Gather, from the data below, each line in which the word "записи" occurs.

§ Saved data entries:
──────────────────────────────
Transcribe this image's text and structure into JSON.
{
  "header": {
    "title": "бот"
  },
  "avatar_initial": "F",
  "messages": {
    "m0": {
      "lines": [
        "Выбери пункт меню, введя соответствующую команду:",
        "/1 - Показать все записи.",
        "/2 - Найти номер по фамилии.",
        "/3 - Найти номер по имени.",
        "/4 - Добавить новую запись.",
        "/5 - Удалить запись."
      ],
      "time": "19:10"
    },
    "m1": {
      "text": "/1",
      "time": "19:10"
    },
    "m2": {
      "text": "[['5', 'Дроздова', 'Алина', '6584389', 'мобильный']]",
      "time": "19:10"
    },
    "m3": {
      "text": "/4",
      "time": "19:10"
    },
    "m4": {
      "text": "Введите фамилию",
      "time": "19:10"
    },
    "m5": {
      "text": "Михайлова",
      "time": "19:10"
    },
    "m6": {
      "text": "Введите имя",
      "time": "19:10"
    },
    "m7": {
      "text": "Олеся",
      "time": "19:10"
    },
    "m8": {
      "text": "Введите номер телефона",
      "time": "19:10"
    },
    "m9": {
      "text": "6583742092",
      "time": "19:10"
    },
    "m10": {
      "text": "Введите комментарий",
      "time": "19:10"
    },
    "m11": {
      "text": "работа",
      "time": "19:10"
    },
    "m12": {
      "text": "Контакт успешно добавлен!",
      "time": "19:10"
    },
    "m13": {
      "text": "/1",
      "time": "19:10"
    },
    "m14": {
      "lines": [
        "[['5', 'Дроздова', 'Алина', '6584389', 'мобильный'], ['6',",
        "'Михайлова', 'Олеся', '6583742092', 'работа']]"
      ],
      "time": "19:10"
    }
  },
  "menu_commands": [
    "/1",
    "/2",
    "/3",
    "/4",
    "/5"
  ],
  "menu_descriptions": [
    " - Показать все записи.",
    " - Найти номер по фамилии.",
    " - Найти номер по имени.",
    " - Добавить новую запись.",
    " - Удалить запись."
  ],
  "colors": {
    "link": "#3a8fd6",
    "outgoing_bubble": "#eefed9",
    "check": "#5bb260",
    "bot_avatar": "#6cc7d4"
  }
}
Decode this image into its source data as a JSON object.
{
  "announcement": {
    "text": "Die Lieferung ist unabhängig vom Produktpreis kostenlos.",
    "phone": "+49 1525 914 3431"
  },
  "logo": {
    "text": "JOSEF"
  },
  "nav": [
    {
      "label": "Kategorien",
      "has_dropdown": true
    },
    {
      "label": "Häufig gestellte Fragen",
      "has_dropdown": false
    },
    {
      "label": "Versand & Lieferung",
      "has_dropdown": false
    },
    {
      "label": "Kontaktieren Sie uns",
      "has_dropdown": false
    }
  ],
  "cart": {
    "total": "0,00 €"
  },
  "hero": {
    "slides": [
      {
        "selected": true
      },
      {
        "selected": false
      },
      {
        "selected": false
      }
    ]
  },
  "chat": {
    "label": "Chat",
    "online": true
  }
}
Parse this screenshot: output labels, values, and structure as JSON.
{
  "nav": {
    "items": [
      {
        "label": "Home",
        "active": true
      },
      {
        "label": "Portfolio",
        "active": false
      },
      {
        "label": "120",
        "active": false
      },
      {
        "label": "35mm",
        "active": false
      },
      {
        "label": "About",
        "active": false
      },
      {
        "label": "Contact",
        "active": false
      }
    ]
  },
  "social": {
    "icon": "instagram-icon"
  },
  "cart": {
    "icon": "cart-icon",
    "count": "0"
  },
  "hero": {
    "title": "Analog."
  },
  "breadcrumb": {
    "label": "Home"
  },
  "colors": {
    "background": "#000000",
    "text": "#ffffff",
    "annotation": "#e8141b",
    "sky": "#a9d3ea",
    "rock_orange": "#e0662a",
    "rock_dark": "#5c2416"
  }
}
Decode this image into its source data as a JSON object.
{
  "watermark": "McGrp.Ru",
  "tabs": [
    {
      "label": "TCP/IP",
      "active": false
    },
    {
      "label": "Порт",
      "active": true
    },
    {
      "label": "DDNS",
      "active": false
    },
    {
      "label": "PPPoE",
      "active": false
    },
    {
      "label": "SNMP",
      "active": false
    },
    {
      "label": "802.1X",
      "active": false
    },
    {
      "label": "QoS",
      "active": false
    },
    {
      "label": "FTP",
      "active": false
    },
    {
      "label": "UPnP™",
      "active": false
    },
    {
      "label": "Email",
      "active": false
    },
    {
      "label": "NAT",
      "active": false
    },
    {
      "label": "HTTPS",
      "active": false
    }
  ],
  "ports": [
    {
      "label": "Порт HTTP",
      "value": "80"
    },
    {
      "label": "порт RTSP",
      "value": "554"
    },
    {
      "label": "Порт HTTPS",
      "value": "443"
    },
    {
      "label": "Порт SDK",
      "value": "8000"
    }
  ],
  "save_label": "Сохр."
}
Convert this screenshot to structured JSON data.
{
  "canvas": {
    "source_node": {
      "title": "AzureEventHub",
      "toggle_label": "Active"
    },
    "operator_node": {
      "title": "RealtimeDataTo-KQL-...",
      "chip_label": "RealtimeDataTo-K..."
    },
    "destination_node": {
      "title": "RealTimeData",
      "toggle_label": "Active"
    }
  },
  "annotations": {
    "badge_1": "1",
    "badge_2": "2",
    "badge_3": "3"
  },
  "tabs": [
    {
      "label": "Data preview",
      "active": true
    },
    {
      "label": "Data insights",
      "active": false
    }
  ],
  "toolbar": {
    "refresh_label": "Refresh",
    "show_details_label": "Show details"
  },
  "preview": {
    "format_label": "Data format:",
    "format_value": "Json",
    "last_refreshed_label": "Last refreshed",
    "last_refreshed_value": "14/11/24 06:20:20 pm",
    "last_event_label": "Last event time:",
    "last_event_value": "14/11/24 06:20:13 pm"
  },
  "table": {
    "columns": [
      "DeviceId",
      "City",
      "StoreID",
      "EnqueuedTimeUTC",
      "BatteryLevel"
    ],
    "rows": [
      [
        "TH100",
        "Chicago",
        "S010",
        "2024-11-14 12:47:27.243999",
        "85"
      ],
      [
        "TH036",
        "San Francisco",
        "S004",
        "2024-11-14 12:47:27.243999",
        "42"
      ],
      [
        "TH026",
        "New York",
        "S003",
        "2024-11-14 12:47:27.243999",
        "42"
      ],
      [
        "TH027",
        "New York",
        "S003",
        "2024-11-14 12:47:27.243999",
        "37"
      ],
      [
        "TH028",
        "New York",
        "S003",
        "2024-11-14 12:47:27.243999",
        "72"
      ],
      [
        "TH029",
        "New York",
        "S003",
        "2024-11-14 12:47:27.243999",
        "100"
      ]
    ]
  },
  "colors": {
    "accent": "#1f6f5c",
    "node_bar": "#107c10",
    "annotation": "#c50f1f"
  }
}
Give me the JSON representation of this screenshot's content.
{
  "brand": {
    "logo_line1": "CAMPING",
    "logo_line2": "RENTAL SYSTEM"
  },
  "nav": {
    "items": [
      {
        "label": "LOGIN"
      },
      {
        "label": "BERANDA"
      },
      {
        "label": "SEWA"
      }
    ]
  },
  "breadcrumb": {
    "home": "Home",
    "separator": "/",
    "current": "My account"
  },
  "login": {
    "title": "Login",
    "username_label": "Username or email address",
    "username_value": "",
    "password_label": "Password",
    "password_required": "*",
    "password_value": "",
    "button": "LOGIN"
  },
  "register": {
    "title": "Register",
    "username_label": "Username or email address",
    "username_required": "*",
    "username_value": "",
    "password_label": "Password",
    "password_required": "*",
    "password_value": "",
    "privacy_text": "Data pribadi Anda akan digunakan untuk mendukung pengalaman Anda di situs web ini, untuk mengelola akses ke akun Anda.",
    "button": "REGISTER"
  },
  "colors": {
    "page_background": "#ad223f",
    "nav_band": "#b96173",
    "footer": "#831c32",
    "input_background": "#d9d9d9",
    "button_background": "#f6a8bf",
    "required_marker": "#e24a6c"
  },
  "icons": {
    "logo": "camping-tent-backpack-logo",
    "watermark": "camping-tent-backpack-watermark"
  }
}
──────────────────────────────
§ Correct response:
        "/1 - Показать все записи.",
    " - Показать все записи.",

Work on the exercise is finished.